Give every line again exactly as it appears, please, but not the pictures.

- [Material provided]
============

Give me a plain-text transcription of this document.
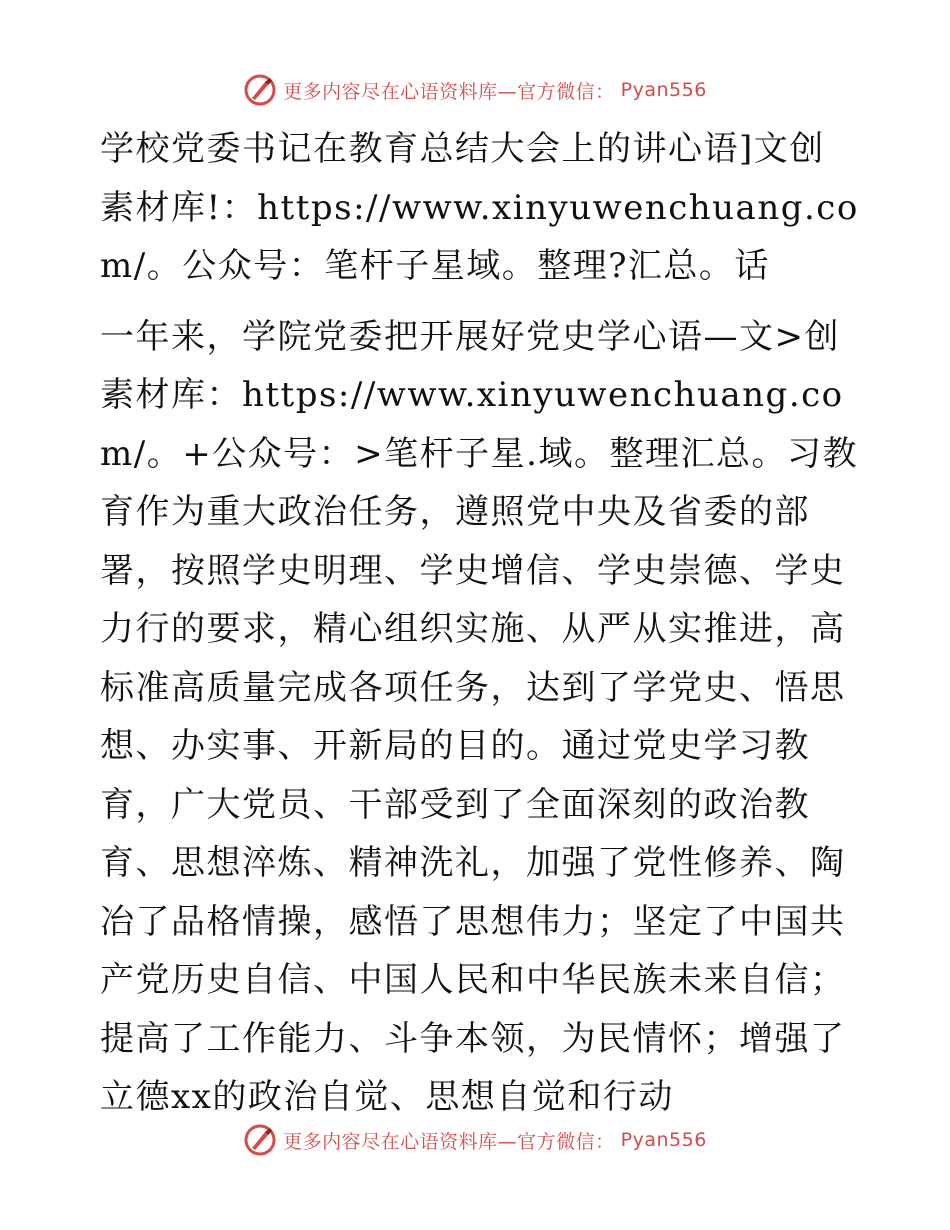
更多内容尽在心语资料库—官方微信： Pyan556

学校党委书记在教育总结大会上的讲心语]文创素材库!：https://www.xinyuwenchuang.com/。公众号：笔杆子星域。整理?汇总。话

一年来，学院党委把开展好党史学心语—文>创素材库：https://www.xinyuwenchuang.com/。+公众号：>笔杆子星.域。整理汇总。习教育作为重大政治任务，遵照党中央及省委的部署，按照学史明理、学史增信、学史崇德、学史力行的要求，精心组织实施、从严从实推进，高标准高质量完成各项任务，达到了学党史、悟思想、办实事、开新局的目的。通过党史学习教育，广大党员、干部受到了全面深刻的政治教育、思想淬炼、精神洗礼，加强了党性修养、陶冶了品格情操，感悟了思想伟力；坚定了中国共产党历史自信、中国人民和中华民族未来自信；提高了工作能力、斗争本领，为民情怀；增强了立德xx的政治自觉、思想自觉和行动

更多内容尽在心语资料库—官方微信： Pyan556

============

- [Worked answer]
Give me a plain-text transcription of this document.
更多内容尽在心语资料库—官方微信： Pyan556

学校党委书记在教育总结大会上的讲心语]文创素材库!：https://www.xinyuwenchuang.com/。公众号：笔杆子星域。整理?汇总。话

一年来，学院党委把开展好党史学心语—文>创素材库：https://www.xinyuwenchuang.com/。+公众号：>笔杆子星.域。整理汇总。习教育作为重大政治任务，遵照党中央及省委的部署，按照学史明理、学史增信、学史崇德、学史力行的要求，精心组织实施、从严从实推进，高标准高质量完成各项任务，达到了学党史、悟思想、办实事、开新局的目的。通过党史学习教育，广大党员、干部受到了全面深刻的政治教育、思想淬炼、精神洗礼，加强了党性修养、陶冶了品格情操，感悟了思想伟力；坚定了中国共产党历史自信、中国人民和中华民族未来自信；提高了工作能力、斗争本领，为民情怀；增强了立德xx的政治自觉、思想自觉和行动

更多内容尽在心语资料库—官方微信： Pyan556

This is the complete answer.